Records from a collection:
====

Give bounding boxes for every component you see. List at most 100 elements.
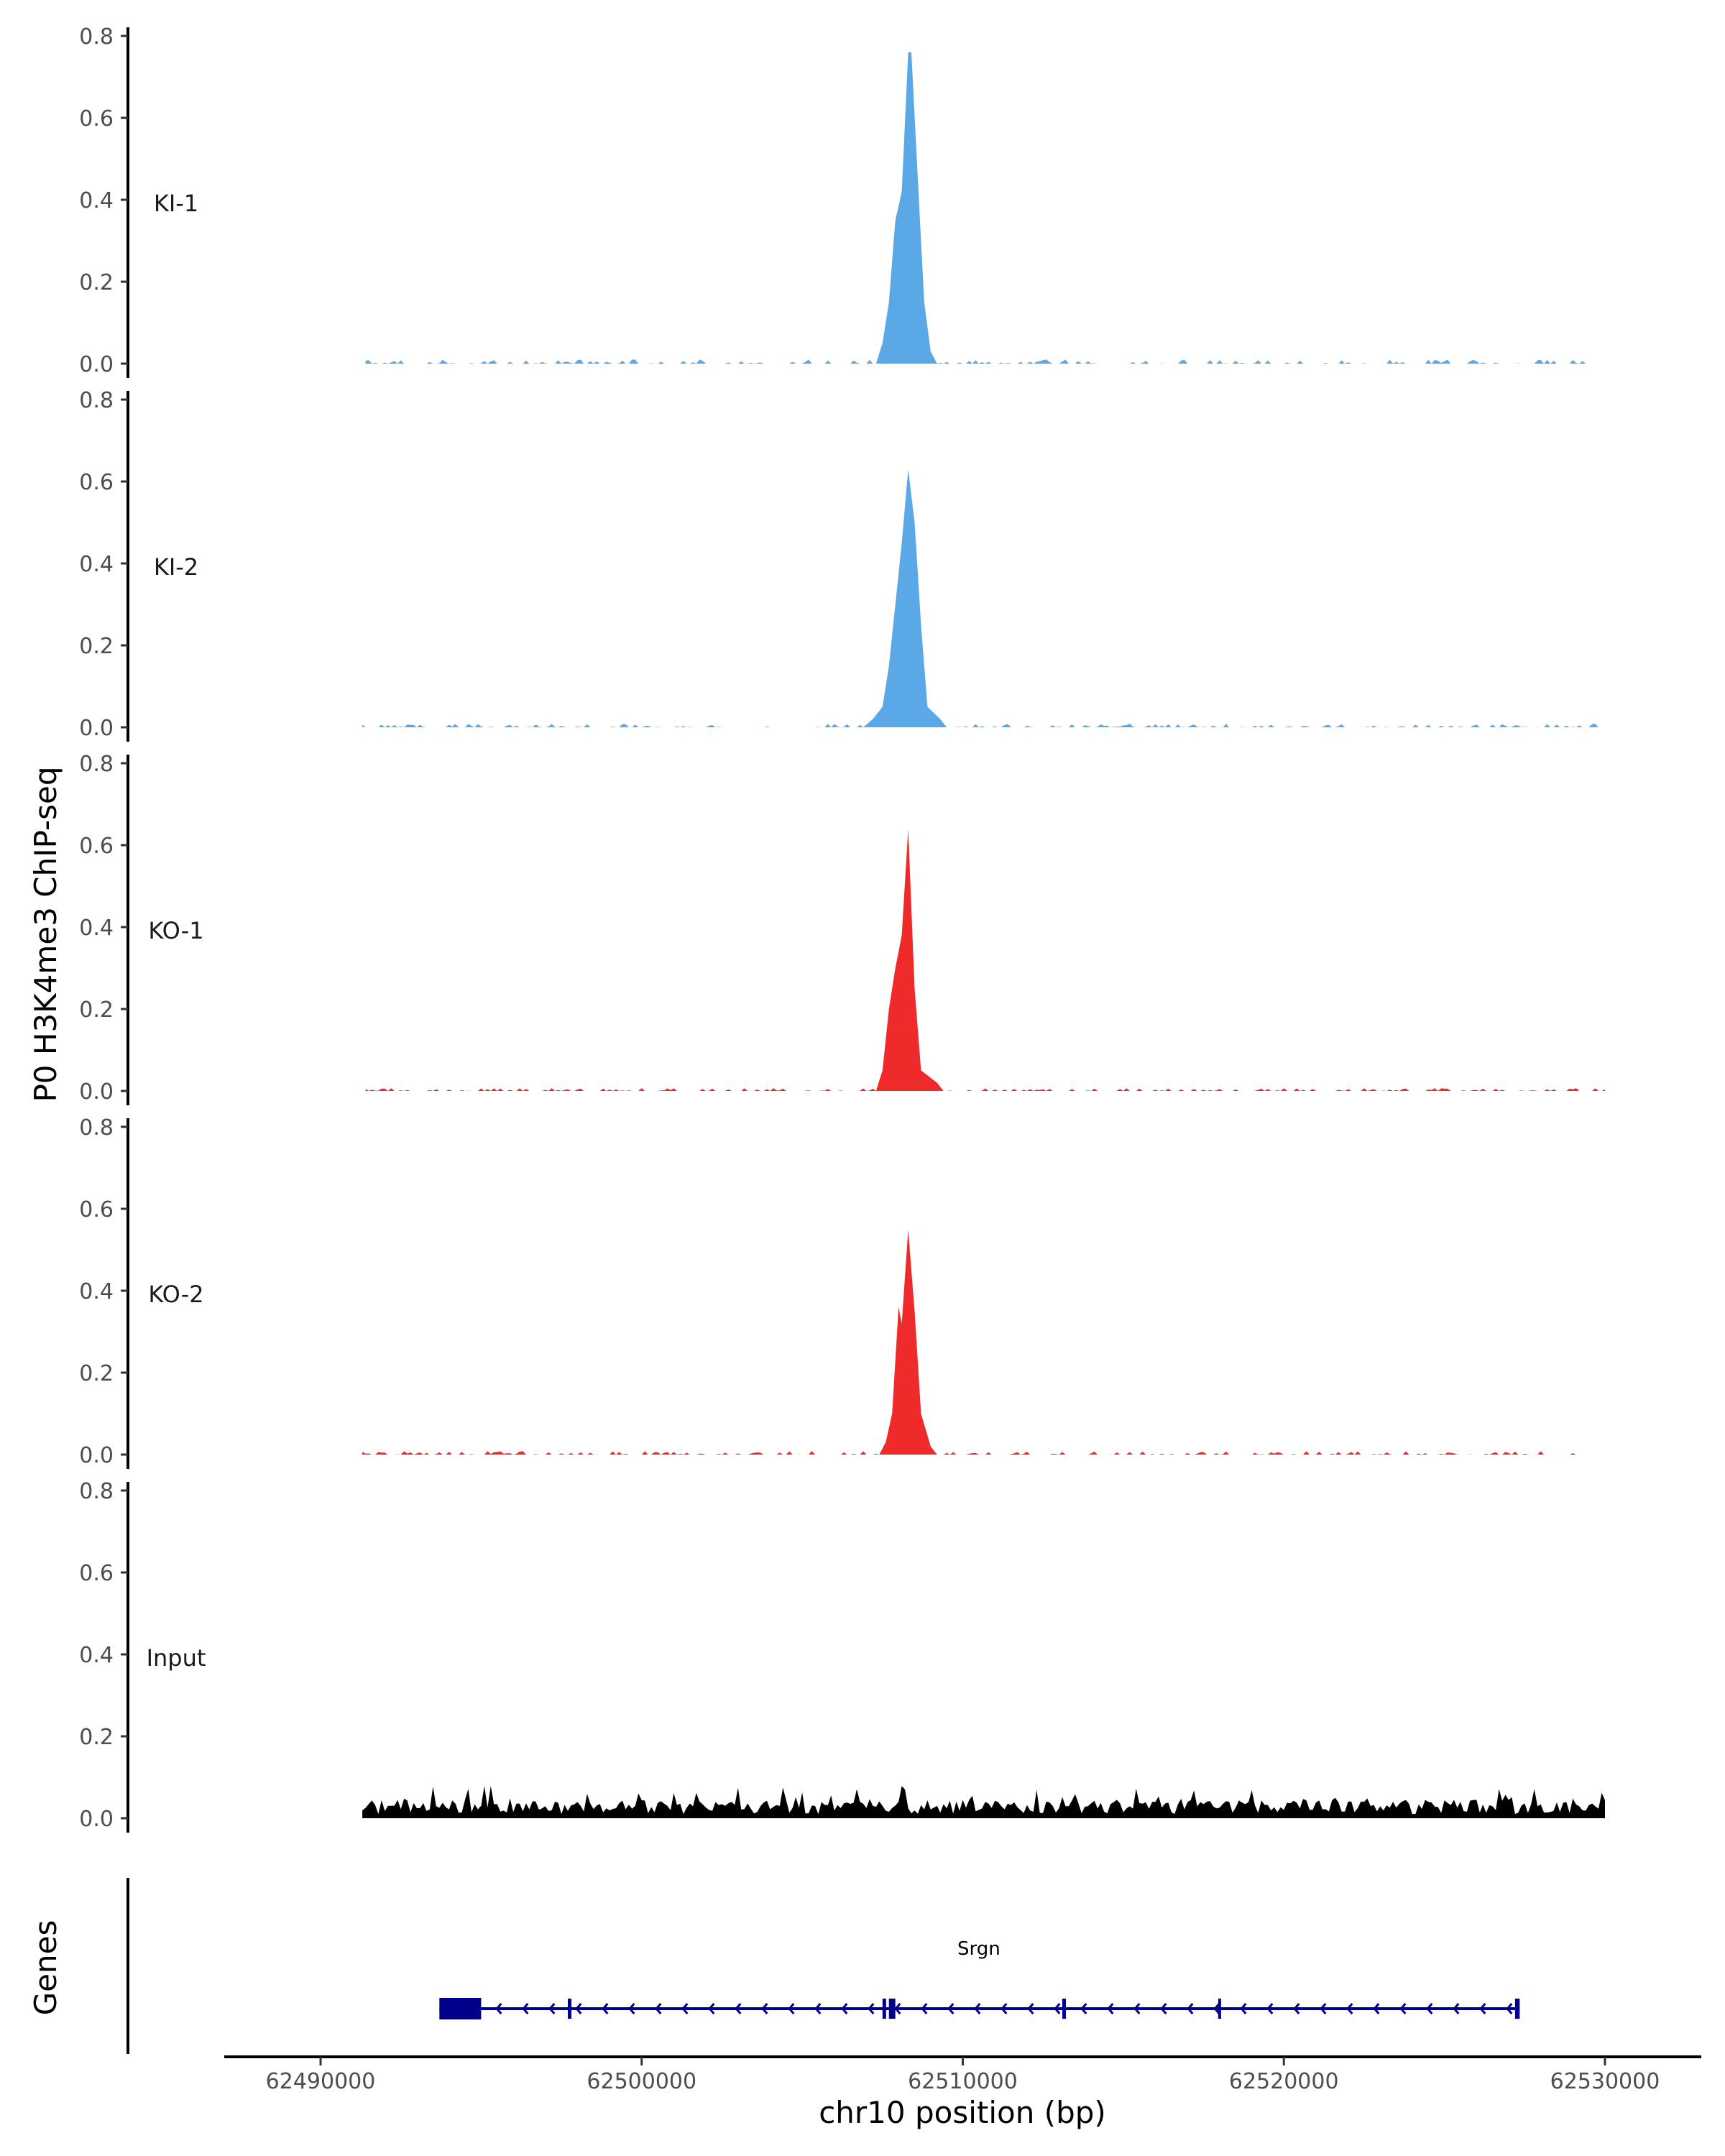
y-tick-label: 0.4	[79, 552, 114, 577]
strand-arrow	[921, 2003, 928, 2014]
y-tick-label: 0.2	[79, 634, 114, 659]
strand-arrow	[655, 2003, 662, 2014]
strand-arrow	[1426, 2003, 1433, 2014]
y-tick-label: 0.0	[79, 716, 114, 741]
strand-arrow	[947, 2003, 954, 2014]
x-tick-label: 62510000	[908, 2069, 1018, 2094]
y-tick-label: 0.0	[79, 1443, 114, 1468]
genes-panel: Genes Srgn	[28, 1878, 1520, 2054]
strand-arrow	[1479, 2003, 1486, 2014]
gene-exon	[882, 1999, 886, 2019]
y-tick-label: 0.2	[79, 998, 114, 1023]
track-panel-ki-2: 0.0 0.2 0.4 0.6 0.8 KI-2	[79, 388, 1602, 742]
coverage-area-ki-1	[365, 52, 1589, 364]
coverage-area-ko-1	[365, 829, 1606, 1091]
y-tick-label: 0.8	[79, 752, 114, 777]
strand-arrow	[575, 2003, 582, 2014]
gene-exon	[568, 1999, 572, 2019]
y-axis-label: P0 H3K4me3 ChIP-seq	[28, 766, 63, 1102]
track-label: KO-1	[148, 917, 203, 944]
x-axis-label: chr10 position (bp)	[819, 2095, 1106, 2130]
gene-exon	[1062, 1999, 1066, 2019]
y-tick-label: 0.8	[79, 1115, 114, 1141]
strand-arrow	[1373, 2003, 1380, 2014]
y-tick-label: 0.0	[79, 1079, 114, 1105]
strand-arrow	[495, 2003, 502, 2014]
strand-arrow	[974, 2003, 981, 2014]
strand-arrow	[1000, 2003, 1008, 2014]
coverage-tracks: 0.00.20.40.60.8KI-10.00.20.40.60.8KI-20.…	[79, 24, 1606, 1833]
strand-arrow	[894, 2003, 901, 2014]
strand-arrow	[1054, 2003, 1061, 2014]
x-axis: 62490000 62500000 62510000 62520000 62530000…	[224, 2055, 1701, 2130]
strand-arrow	[681, 2003, 689, 2014]
gene-models: Srgn	[439, 1938, 1520, 2019]
strand-arrow	[1187, 2003, 1194, 2014]
gene-exon	[439, 1998, 482, 2019]
strand-arrow	[1293, 2003, 1300, 2014]
y-tick-label: 0.4	[79, 1279, 114, 1304]
strand-arrow	[814, 2003, 822, 2014]
strand-arrow	[522, 2003, 529, 2014]
strand-arrow	[1133, 2003, 1141, 2014]
strand-arrow	[761, 2003, 768, 2014]
track-label: Input	[147, 1644, 206, 1672]
genes-track-label: Genes	[28, 1920, 63, 2016]
strand-arrow	[868, 2003, 875, 2014]
track-panel-ko-2: 0.0 0.2 0.4 0.6 0.8 KO-2	[79, 1115, 1606, 1469]
x-tick-label: 62530000	[1550, 2069, 1660, 2094]
x-tick-label: 62520000	[1229, 2069, 1339, 2094]
strand-arrow	[735, 2003, 742, 2014]
track-panel-ko-1: 0.0 0.2 0.4 0.6 0.8 KO-1	[79, 752, 1606, 1105]
strand-arrow	[788, 2003, 795, 2014]
y-tick-label: 0.6	[79, 1561, 114, 1586]
coverage-area-input	[362, 1786, 1606, 1818]
y-tick-label: 0.2	[79, 270, 114, 295]
track-panel-ki-1: 0.0 0.2 0.4 0.6 0.8 KI-1	[79, 24, 1589, 378]
strand-arrow	[1266, 2003, 1274, 2014]
strand-arrow	[602, 2003, 609, 2014]
y-tick-label: 0.4	[79, 1643, 114, 1668]
y-tick-label: 0.8	[79, 388, 114, 413]
strand-arrow	[1213, 2003, 1220, 2014]
gene-srgn: Srgn	[439, 1938, 1520, 2019]
strand-arrow	[1080, 2003, 1087, 2014]
strand-arrow	[548, 2003, 556, 2014]
y-tick-label: 0.6	[79, 106, 114, 132]
y-tick-label: 0.8	[79, 1479, 114, 1504]
gene-label: Srgn	[957, 1938, 1000, 1960]
track-label: KO-2	[148, 1281, 203, 1308]
y-tick-label: 0.0	[79, 352, 114, 377]
y-tick-label: 0.8	[79, 24, 114, 50]
y-tick-label: 0.0	[79, 1807, 114, 1832]
y-tick-label: 0.6	[79, 834, 114, 859]
y-tick-label: 0.2	[79, 1725, 114, 1750]
y-tick-label: 0.4	[79, 188, 114, 213]
y-tick-label: 0.6	[79, 1197, 114, 1222]
coverage-area-ko-2	[362, 1229, 1606, 1455]
strand-arrow	[1240, 2003, 1247, 2014]
strand-arrow	[1453, 2003, 1460, 2014]
y-tick-label: 0.6	[79, 470, 114, 495]
x-ticks: 62490000 62500000 62510000 62520000 62530000	[266, 2057, 1660, 2094]
y-tick-label: 0.4	[79, 916, 114, 941]
y-tick-label: 0.2	[79, 1361, 114, 1386]
strand-arrow	[1346, 2003, 1353, 2014]
strand-arrow	[628, 2003, 635, 2014]
x-tick-label: 62500000	[586, 2069, 696, 2094]
strand-arrow	[1160, 2003, 1167, 2014]
x-tick-label: 62490000	[266, 2069, 376, 2094]
strand-arrow	[1027, 2003, 1034, 2014]
strand-arrow	[1399, 2003, 1407, 2014]
track-label: KI-1	[154, 190, 198, 217]
strand-arrow	[708, 2003, 715, 2014]
coverage-area-ki-2	[362, 469, 1602, 727]
track-label: KI-2	[154, 553, 198, 581]
strand-arrow	[841, 2003, 848, 2014]
y-axis-title: P0 H3K4me3 ChIP-seq	[28, 766, 63, 1102]
strand-arrow	[1107, 2003, 1114, 2014]
strand-arrow	[1320, 2003, 1327, 2014]
track-panel-input: 0.0 0.2 0.4 0.6 0.8 Input	[79, 1479, 1606, 1833]
strand-arrow	[1506, 2003, 1513, 2014]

====

Working from the entries above, filter out every line that lacks "ChIP" and copy what remains.

Task output -
y-axis-label: P0 H3K4me3 ChIP-seq	[28, 766, 63, 1102]
y-axis-title: P0 H3K4me3 ChIP-seq	[28, 766, 63, 1102]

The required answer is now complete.